** Start Dataset **

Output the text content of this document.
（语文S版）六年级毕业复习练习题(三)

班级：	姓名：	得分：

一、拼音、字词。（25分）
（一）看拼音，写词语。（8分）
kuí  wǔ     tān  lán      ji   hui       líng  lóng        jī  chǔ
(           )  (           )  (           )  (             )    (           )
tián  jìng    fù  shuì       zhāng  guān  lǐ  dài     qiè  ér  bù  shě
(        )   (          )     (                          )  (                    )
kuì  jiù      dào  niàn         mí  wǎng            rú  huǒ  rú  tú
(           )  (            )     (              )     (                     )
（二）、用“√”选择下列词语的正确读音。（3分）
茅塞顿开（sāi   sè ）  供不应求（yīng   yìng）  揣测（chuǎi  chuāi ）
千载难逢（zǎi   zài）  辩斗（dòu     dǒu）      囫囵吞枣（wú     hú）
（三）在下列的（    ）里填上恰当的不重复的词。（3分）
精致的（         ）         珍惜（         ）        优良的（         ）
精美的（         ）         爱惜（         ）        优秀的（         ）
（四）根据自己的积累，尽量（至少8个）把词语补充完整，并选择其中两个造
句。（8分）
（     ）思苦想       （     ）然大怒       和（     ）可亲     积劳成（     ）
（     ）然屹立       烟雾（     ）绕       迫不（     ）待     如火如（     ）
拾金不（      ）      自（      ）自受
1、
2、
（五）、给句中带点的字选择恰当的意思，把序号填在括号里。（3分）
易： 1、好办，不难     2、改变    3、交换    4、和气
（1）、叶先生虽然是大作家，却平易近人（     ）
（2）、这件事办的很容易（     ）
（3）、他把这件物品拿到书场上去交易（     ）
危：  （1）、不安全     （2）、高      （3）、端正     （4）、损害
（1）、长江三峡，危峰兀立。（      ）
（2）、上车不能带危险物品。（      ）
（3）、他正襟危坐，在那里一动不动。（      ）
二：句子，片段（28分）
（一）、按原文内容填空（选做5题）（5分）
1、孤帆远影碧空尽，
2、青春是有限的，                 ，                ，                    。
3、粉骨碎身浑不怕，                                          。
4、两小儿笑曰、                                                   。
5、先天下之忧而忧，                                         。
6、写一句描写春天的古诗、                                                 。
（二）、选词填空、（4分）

** End Dataset **

Stated problem - Reproduce each line of the material above precisely.

Result of this task -
Output the text content of this document.
（语文S版）六年级毕业复习练习题(三)

班级：	姓名：	得分：

一、拼音、字词。（25分）
（一）看拼音，写词语。（8分）
kuí  wǔ     tān  lán      ji   hui       líng  lóng        jī  chǔ
(           )  (           )  (           )  (             )    (           )
tián  jìng    fù  shuì       zhāng  guān  lǐ  dài     qiè  ér  bù  shě
(        )   (          )     (                          )  (                    )
kuì  jiù      dào  niàn         mí  wǎng            rú  huǒ  rú  tú
(           )  (            )     (              )     (                     )
（二）、用“√”选择下列词语的正确读音。（3分）
茅塞顿开（sāi   sè ）  供不应求（yīng   yìng）  揣测（chuǎi  chuāi ）
千载难逢（zǎi   zài）  辩斗（dòu     dǒu）      囫囵吞枣（wú     hú）
（三）在下列的（    ）里填上恰当的不重复的词。（3分）
精致的（         ）         珍惜（         ）        优良的（         ）
精美的（         ）         爱惜（         ）        优秀的（         ）
（四）根据自己的积累，尽量（至少8个）把词语补充完整，并选择其中两个造
句。（8分）
（     ）思苦想       （     ）然大怒       和（     ）可亲     积劳成（     ）
（     ）然屹立       烟雾（     ）绕       迫不（     ）待     如火如（     ）
拾金不（      ）      自（      ）自受
1、
2、
（五）、给句中带点的字选择恰当的意思，把序号填在括号里。（3分）
易： 1、好办，不难     2、改变    3、交换    4、和气
（1）、叶先生虽然是大作家，却平易近人（     ）
（2）、这件事办的很容易（     ）
（3）、他把这件物品拿到书场上去交易（     ）
危：  （1）、不安全     （2）、高      （3）、端正     （4）、损害
（1）、长江三峡，危峰兀立。（      ）
（2）、上车不能带危险物品。（      ）
（3）、他正襟危坐，在那里一动不动。（      ）
二：句子，片段（28分）
（一）、按原文内容填空（选做5题）（5分）
1、孤帆远影碧空尽，
2、青春是有限的，                 ，                ，                    。
3、粉骨碎身浑不怕，                                          。
4、两小儿笑曰、                                                   。
5、先天下之忧而忧，                                         。
6、写一句描写春天的古诗、                                                 。
（二）、选词填空、（4分）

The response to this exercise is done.